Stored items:
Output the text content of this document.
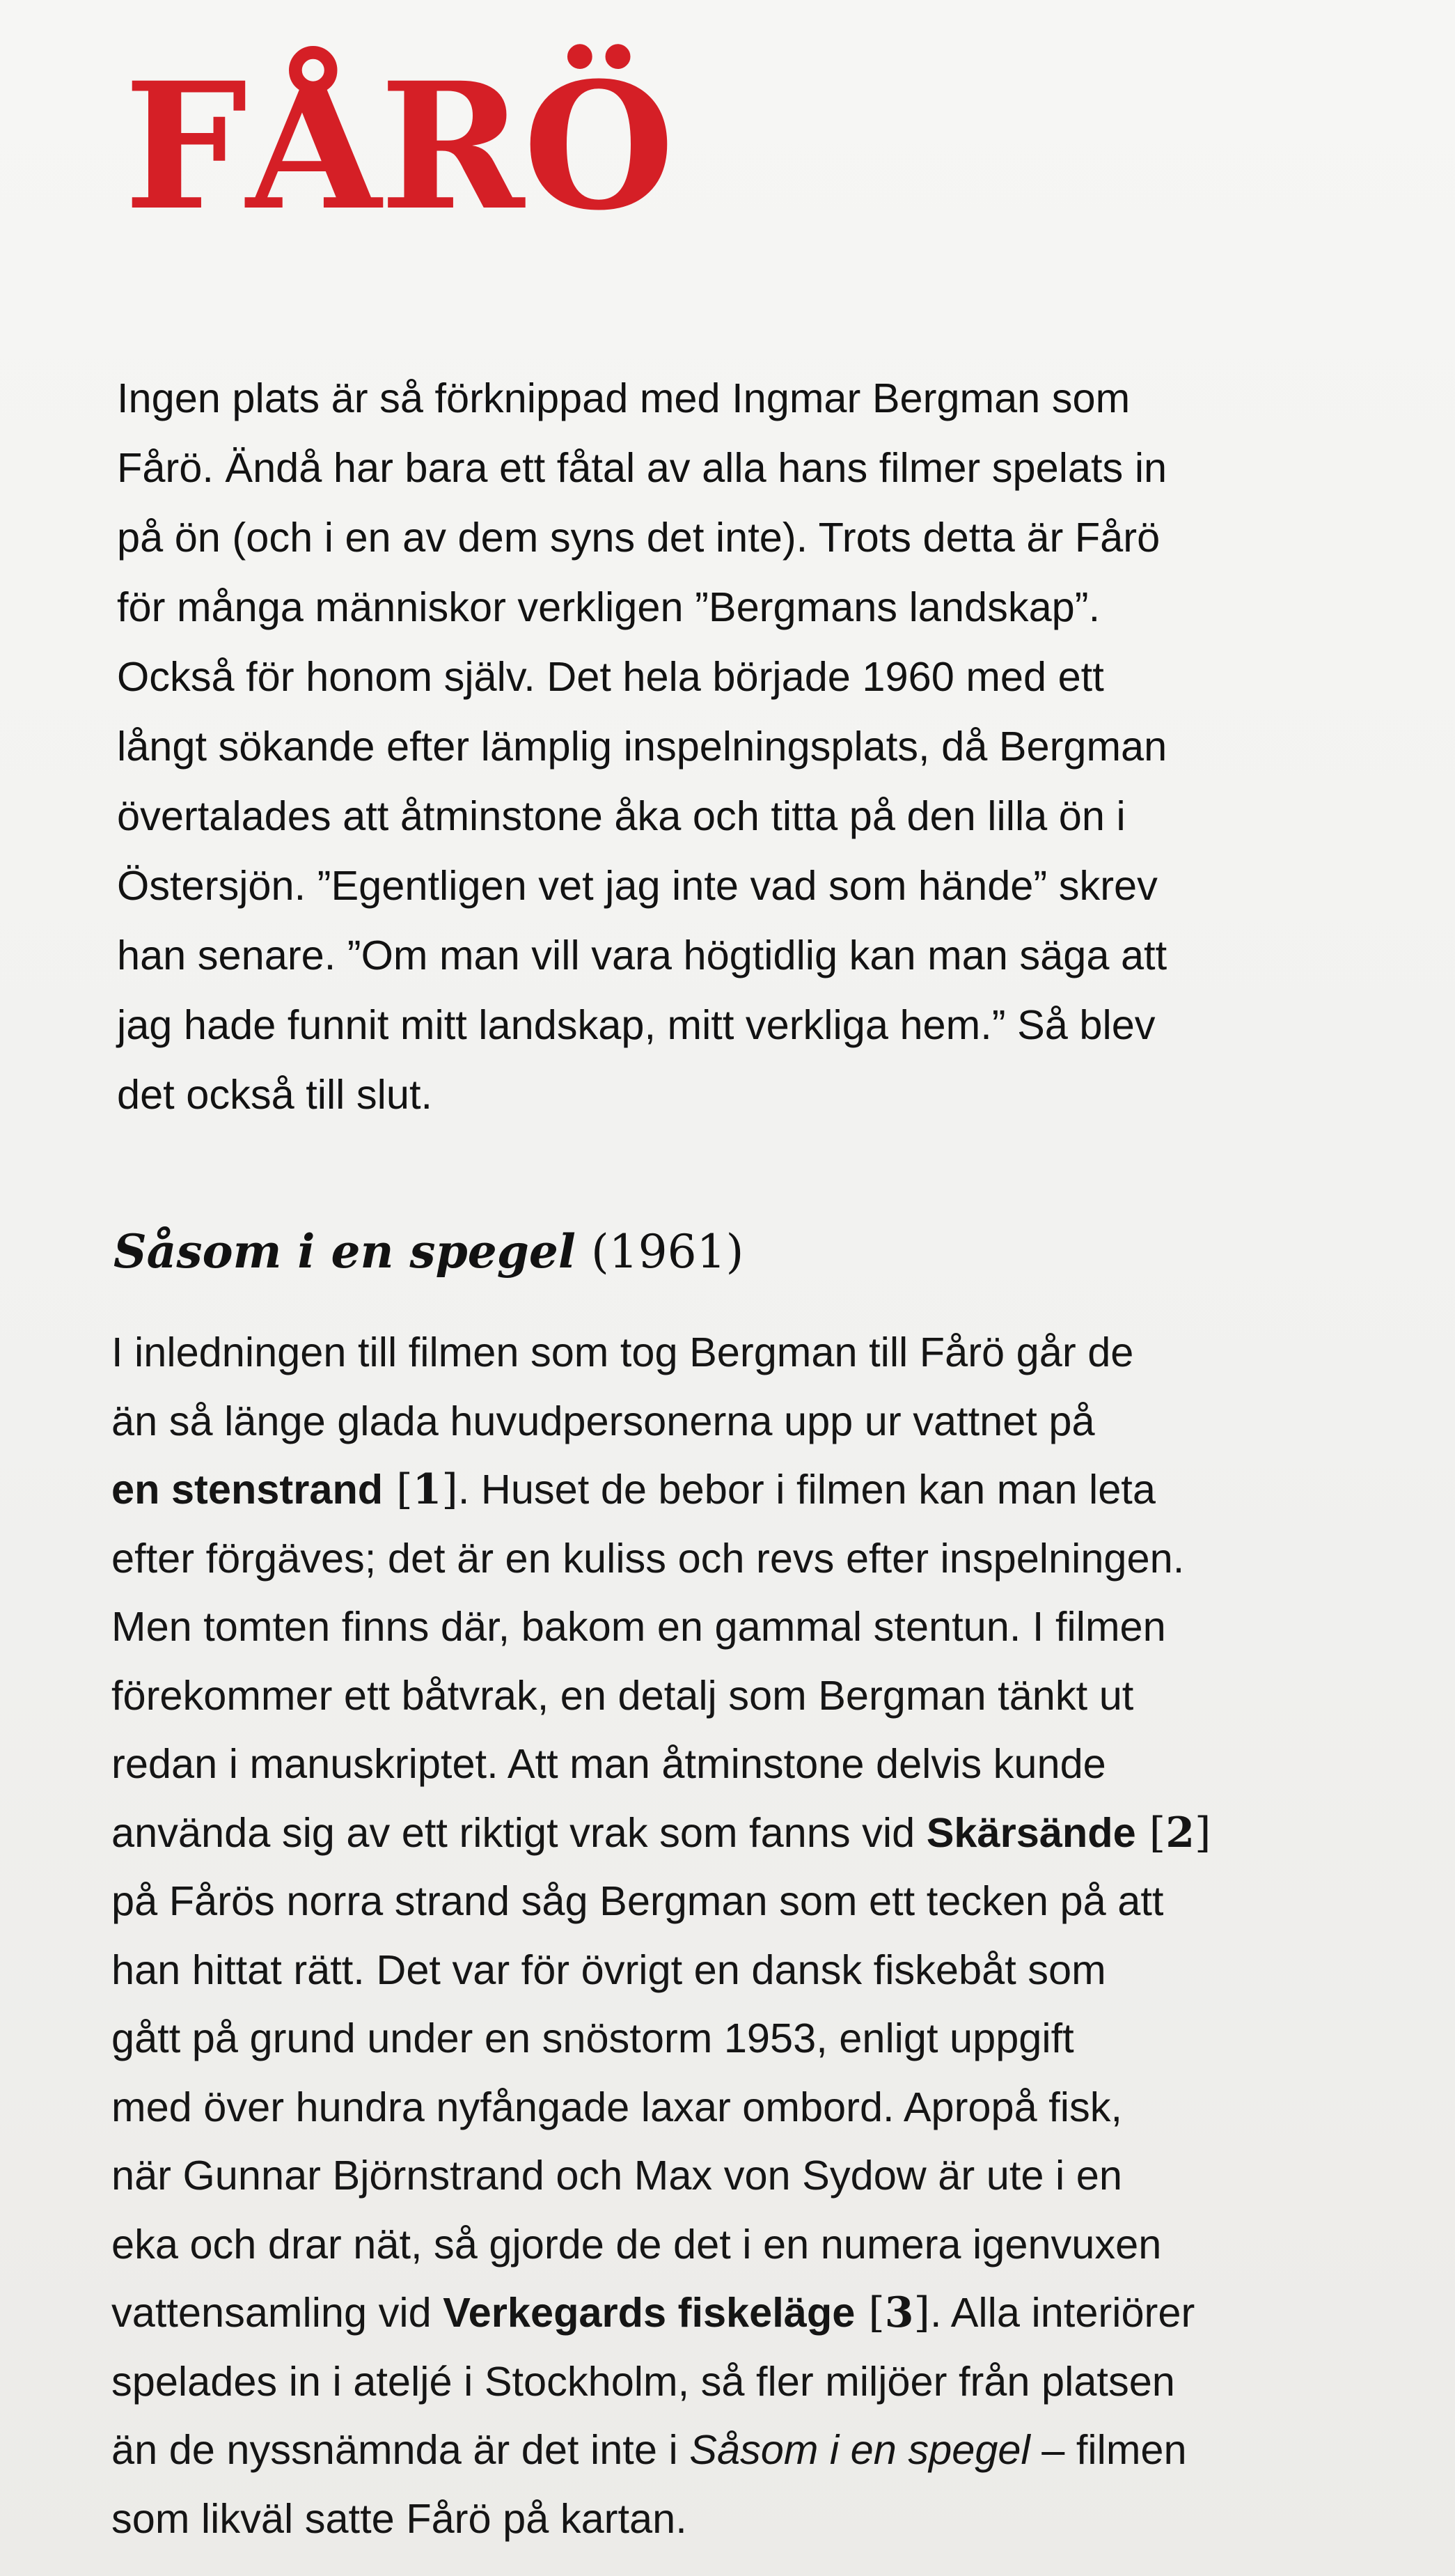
FÅRÖ

Ingen plats är så förknippad med Ingmar Bergman som
Fårö. Ändå har bara ett fåtal av alla hans filmer spelats in
på ön (och i en av dem syns det inte). Trots detta är Fårö
för många människor verkligen ”Bergmans landskap”.
Också för honom själv. Det hela började 1960 med ett
långt sökande efter lämplig inspelningsplats, då Bergman
övertalades att åtminstone åka och titta på den lilla ön i
Östersjön. ”Egentligen vet jag inte vad som hände” skrev
han senare. ”Om man vill vara högtidlig kan man säga att
jag hade funnit mitt landskap, mitt verkliga hem.” Så blev
det också till slut.

Såsom i en spegel (1961)

I inledningen till filmen som tog Bergman till Fårö går de
än så länge glada huvudpersonerna upp ur vattnet på
en stenstrand [1]. Huset de bebor i filmen kan man leta
efter förgäves; det är en kuliss och revs efter inspelningen.
Men tomten finns där, bakom en gammal stentun. I filmen
förekommer ett båtvrak, en detalj som Bergman tänkt ut
redan i manuskriptet. Att man åtminstone delvis kunde
använda sig av ett riktigt vrak som fanns vid Skärsände [2]
på Fårös norra strand såg Bergman som ett tecken på att
han hittat rätt. Det var för övrigt en dansk fiskebåt som
gått på grund under en snöstorm 1953, enligt uppgift
med över hundra nyfångade laxar ombord. Apropå fisk,
när Gunnar Björnstrand och Max von Sydow är ute i en
eka och drar nät, så gjorde de det i en numera igenvuxen
vattensamling vid Verkegards fiskeläge [3]. Alla interiörer
spelades in i ateljé i Stockholm, så fler miljöer från platsen
än de nyssnämnda är det inte i Såsom i en spegel – filmen
som likväl satte Fårö på kartan.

#### [Task statement]
From the listing above, pick out each line where the word "åtminstone" appears.

#### [Exercise result]
övertalades att åtminstone åka och titta på den lilla ön i
redan i manuskriptet. Att man åtminstone delvis kunde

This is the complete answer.